▸ **Work to be completed**:
Report the number of lines in these entries that contain "type". Write only the number.

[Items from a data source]

◆ ◆ ◆ ◆ ◆ ◆ ◆

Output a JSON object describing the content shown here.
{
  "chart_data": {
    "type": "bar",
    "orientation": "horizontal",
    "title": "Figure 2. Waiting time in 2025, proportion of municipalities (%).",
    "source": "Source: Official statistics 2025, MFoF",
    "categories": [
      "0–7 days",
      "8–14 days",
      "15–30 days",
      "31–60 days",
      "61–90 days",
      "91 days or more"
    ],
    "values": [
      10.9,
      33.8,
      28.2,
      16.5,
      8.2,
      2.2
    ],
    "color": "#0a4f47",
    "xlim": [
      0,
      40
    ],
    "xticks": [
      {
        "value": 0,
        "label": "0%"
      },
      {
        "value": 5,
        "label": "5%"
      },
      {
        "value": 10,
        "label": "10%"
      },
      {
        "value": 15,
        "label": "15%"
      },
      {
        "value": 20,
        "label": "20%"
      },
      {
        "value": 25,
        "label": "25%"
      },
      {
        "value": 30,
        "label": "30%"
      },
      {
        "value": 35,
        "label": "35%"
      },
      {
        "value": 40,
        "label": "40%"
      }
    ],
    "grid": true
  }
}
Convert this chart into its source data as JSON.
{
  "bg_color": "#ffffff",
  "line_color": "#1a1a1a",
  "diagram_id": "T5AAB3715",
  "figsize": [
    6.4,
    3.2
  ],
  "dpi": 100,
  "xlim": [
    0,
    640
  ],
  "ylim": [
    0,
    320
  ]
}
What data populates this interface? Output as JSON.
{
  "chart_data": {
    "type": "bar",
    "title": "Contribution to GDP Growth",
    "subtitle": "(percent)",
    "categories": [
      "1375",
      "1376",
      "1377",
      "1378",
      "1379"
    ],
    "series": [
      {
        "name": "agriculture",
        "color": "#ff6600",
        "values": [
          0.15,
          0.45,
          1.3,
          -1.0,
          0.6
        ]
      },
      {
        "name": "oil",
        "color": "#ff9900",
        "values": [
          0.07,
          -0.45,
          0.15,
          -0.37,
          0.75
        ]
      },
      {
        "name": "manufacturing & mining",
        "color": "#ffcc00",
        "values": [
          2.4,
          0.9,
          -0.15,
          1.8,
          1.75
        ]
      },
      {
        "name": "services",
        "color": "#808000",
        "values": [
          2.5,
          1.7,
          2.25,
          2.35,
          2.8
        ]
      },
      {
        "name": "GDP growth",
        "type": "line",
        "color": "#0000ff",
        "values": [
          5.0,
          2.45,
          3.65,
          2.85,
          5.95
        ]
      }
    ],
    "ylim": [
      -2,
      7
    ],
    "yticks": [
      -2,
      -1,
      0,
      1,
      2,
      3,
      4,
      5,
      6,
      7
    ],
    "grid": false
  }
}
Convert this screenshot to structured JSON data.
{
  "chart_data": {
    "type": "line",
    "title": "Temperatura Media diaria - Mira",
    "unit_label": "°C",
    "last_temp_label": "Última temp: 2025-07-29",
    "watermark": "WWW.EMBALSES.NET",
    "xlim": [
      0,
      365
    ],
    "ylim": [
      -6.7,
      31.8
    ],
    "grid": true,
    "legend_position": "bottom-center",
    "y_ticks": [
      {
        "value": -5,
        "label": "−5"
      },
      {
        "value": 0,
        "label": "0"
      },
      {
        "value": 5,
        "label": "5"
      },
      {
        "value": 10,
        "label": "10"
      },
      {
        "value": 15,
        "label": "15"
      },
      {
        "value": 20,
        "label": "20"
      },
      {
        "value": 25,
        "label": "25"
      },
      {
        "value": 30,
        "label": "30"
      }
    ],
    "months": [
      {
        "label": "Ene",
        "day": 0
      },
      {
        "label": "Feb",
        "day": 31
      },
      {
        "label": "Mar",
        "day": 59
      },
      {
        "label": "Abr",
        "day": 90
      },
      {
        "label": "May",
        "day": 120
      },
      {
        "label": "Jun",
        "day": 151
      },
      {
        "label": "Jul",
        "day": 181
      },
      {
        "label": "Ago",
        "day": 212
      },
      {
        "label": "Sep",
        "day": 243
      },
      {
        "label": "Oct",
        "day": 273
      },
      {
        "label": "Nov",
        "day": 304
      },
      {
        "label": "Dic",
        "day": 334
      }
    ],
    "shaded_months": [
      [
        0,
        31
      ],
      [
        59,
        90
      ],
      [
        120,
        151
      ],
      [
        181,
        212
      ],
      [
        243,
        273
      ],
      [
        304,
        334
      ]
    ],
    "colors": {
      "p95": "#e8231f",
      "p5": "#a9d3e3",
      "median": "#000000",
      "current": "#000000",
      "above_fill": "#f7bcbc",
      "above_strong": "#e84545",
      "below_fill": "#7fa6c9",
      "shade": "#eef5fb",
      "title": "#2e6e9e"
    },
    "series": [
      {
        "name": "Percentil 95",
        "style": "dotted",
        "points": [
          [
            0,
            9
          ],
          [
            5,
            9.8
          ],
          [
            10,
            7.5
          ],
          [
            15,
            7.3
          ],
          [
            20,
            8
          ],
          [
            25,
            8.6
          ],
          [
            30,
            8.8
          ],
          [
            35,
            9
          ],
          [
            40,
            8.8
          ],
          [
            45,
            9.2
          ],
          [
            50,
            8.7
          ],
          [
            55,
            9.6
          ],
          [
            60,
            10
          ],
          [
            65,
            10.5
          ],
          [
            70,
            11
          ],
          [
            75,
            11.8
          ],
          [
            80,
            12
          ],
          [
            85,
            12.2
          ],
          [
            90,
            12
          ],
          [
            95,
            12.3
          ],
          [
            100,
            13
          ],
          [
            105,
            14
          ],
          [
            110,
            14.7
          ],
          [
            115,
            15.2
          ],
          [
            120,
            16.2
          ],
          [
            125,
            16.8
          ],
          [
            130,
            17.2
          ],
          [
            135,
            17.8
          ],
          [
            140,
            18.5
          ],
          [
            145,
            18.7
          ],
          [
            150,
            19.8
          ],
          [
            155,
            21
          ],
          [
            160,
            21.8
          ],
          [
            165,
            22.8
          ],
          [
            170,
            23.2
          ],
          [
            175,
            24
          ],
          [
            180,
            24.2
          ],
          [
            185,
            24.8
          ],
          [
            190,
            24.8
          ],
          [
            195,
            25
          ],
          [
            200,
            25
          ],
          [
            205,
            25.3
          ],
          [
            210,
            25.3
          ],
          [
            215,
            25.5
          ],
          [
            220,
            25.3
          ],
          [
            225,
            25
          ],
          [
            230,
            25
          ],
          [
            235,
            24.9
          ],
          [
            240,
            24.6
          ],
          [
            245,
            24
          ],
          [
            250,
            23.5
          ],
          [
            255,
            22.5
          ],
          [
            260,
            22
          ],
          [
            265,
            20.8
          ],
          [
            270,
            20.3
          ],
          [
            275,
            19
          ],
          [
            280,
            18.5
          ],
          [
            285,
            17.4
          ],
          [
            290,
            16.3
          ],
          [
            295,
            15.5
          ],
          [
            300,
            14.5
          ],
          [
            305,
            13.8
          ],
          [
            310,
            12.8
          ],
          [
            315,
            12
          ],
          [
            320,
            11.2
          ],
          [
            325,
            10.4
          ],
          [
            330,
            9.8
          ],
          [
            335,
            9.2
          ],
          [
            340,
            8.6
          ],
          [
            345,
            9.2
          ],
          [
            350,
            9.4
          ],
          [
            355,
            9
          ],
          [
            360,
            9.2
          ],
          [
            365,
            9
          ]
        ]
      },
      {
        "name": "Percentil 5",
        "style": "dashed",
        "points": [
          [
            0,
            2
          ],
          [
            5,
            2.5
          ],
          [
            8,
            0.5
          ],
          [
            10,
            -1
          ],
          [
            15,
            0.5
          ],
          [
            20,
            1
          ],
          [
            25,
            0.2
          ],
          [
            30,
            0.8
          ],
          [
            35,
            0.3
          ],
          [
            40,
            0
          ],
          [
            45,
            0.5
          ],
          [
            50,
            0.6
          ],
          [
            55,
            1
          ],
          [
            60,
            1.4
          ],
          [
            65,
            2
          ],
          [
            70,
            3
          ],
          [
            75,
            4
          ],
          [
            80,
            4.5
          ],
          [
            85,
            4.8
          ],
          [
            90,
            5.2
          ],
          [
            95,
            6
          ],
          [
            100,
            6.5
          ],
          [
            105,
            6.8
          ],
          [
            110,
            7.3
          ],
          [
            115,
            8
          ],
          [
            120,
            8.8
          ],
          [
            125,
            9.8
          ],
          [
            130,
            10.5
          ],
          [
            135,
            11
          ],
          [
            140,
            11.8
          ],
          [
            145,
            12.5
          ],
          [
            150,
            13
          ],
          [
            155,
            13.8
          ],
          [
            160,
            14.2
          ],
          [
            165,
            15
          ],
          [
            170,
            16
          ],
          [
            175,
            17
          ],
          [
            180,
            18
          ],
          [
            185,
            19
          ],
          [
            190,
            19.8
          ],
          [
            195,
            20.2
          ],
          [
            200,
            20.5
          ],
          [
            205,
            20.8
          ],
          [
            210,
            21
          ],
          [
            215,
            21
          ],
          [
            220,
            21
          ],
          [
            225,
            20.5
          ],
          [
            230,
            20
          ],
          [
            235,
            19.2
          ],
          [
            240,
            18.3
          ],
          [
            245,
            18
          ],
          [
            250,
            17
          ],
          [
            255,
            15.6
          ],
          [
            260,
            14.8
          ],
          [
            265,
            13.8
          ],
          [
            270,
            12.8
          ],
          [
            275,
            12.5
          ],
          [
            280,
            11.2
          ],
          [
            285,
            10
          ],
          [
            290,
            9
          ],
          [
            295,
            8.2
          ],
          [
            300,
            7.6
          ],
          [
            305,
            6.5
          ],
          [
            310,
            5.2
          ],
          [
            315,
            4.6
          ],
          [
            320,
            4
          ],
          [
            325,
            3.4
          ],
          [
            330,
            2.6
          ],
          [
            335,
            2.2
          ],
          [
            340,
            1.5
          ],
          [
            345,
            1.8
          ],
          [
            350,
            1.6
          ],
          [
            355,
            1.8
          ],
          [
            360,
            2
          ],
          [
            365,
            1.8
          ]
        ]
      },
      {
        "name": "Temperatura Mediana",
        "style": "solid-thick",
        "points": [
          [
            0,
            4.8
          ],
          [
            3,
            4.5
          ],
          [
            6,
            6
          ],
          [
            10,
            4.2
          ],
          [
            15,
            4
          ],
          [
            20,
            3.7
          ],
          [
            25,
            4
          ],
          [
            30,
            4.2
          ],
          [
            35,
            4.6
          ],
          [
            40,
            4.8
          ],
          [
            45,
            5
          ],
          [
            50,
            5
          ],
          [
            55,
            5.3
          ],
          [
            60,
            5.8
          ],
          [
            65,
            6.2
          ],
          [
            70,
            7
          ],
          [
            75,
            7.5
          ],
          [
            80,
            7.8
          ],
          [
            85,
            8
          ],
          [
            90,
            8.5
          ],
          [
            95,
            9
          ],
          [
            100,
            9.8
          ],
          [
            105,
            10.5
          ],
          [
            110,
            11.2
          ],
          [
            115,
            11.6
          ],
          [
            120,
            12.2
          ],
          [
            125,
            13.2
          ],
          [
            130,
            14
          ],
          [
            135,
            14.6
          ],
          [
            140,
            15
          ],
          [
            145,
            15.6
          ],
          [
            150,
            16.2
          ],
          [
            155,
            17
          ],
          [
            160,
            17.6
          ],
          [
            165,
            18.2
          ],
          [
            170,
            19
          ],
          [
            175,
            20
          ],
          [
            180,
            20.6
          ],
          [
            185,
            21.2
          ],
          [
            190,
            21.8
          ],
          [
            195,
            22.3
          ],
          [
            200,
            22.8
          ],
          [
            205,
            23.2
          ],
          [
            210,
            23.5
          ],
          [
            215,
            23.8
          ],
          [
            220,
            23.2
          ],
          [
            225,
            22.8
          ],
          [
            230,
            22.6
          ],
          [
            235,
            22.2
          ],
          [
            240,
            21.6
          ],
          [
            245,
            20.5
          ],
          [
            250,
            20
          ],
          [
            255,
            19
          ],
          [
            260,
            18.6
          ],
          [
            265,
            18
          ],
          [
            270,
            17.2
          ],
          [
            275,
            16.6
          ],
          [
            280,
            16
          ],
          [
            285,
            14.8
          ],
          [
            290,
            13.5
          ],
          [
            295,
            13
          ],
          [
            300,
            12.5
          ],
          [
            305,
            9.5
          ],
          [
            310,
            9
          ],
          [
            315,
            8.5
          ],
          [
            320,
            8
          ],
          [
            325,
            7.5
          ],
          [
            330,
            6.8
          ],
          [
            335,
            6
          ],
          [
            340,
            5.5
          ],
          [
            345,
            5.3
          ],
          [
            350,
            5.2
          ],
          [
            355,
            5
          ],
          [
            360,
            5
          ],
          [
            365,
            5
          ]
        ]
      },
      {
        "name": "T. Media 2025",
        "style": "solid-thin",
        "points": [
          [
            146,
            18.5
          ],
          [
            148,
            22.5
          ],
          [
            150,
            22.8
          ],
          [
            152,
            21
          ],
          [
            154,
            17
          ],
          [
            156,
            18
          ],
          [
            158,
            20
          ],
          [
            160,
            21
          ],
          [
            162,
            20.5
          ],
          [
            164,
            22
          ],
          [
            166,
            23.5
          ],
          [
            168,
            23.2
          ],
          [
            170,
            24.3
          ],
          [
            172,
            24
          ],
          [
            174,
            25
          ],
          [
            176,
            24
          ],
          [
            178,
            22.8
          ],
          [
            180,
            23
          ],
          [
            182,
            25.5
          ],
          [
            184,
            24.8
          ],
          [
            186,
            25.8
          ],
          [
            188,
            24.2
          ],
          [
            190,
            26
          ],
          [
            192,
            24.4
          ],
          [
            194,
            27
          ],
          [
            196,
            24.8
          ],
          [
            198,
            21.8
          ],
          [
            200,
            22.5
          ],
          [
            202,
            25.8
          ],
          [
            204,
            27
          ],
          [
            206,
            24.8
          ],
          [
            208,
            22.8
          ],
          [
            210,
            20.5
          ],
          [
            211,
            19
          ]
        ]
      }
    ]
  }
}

◆ ◆ ◆ ◆ ◆ ◆ ◆

▸ **Output of the exercise**:
4